Entries with figure data
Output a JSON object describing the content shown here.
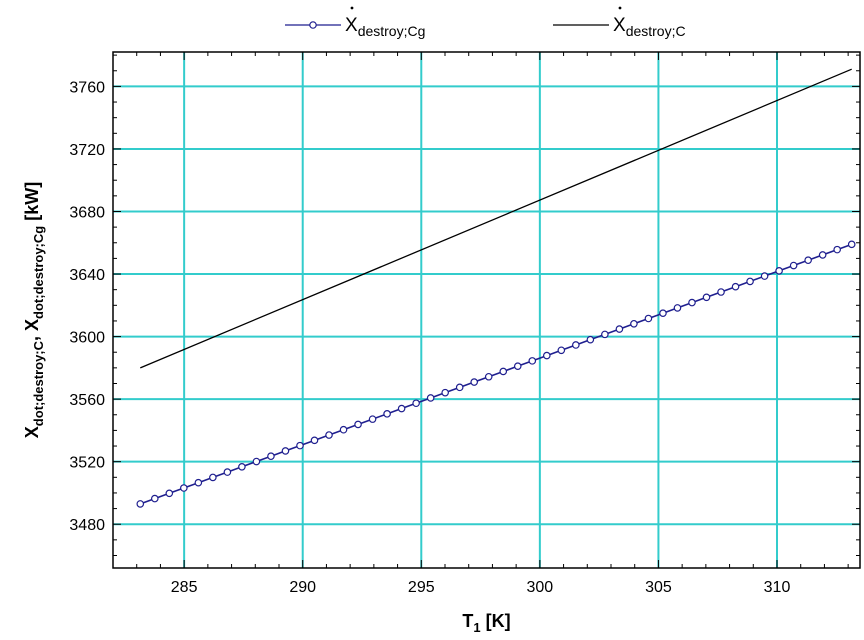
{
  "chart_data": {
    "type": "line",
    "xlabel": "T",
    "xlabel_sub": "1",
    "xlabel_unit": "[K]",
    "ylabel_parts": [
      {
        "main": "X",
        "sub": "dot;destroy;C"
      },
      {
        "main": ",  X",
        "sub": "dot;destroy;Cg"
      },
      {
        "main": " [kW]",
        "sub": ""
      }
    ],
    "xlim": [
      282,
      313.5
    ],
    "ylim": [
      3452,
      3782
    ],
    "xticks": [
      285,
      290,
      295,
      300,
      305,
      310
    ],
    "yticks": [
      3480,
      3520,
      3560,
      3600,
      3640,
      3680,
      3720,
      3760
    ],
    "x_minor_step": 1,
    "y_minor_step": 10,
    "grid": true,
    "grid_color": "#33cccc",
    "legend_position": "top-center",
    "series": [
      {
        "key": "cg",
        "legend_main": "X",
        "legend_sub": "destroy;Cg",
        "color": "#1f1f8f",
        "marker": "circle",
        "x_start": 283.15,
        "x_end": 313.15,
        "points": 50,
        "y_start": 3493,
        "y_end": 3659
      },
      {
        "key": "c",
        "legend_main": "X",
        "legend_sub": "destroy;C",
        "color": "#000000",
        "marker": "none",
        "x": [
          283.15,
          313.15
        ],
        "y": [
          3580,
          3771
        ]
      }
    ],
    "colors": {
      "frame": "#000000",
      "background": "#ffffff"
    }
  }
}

==

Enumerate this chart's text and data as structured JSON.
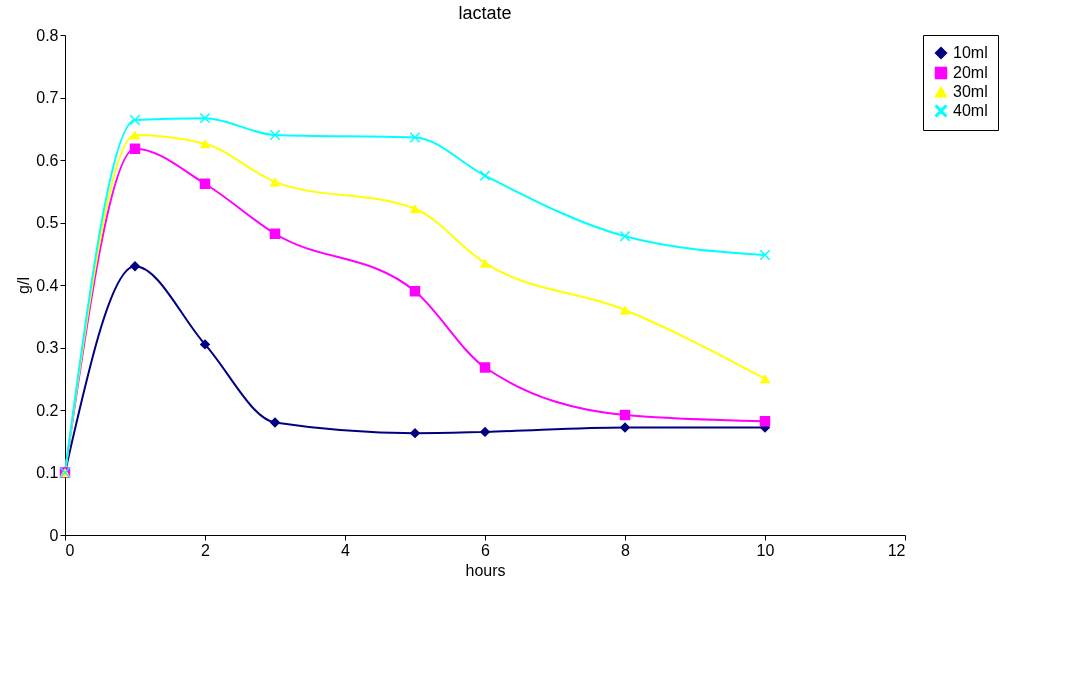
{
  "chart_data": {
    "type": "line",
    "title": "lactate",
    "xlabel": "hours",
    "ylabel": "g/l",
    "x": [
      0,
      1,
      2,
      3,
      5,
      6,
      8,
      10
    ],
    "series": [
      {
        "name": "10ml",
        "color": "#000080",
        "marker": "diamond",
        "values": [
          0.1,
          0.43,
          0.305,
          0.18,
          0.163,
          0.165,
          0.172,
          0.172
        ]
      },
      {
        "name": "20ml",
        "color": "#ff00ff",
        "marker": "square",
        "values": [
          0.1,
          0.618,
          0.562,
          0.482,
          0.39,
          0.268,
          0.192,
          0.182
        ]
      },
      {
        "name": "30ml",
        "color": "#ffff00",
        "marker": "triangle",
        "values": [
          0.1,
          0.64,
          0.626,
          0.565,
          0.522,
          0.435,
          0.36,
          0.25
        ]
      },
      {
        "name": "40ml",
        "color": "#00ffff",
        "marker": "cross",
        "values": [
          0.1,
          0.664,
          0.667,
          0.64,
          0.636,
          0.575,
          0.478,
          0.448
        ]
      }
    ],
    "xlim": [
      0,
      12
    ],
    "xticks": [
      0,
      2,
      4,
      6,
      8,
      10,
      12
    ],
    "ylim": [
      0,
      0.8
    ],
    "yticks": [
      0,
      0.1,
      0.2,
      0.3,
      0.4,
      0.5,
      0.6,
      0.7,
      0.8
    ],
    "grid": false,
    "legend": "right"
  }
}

==

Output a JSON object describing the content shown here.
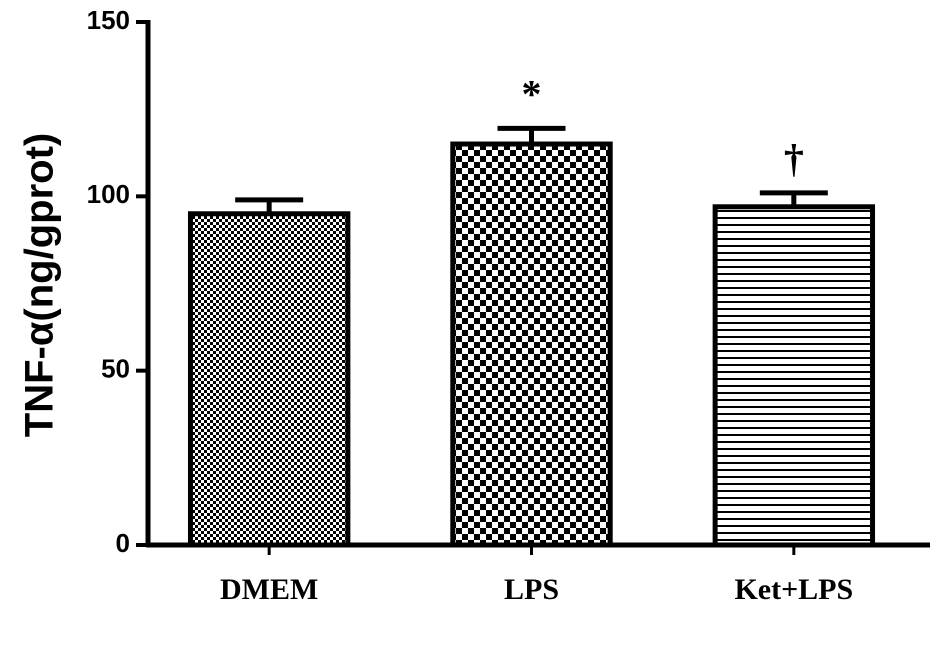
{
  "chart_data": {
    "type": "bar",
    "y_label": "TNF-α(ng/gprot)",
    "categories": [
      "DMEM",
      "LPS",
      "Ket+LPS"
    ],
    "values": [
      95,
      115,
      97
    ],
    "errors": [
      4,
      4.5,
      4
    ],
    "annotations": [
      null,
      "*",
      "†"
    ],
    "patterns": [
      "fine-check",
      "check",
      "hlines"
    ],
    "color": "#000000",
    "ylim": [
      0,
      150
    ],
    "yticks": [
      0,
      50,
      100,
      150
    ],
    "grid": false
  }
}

→ **Exercise objective**:
Show every line of the listing in which the string "name" can be found.

→ **Final result**:
        "name": "10ml",
        "name": "20ml",
        "name": "30ml",
        "name": "40ml",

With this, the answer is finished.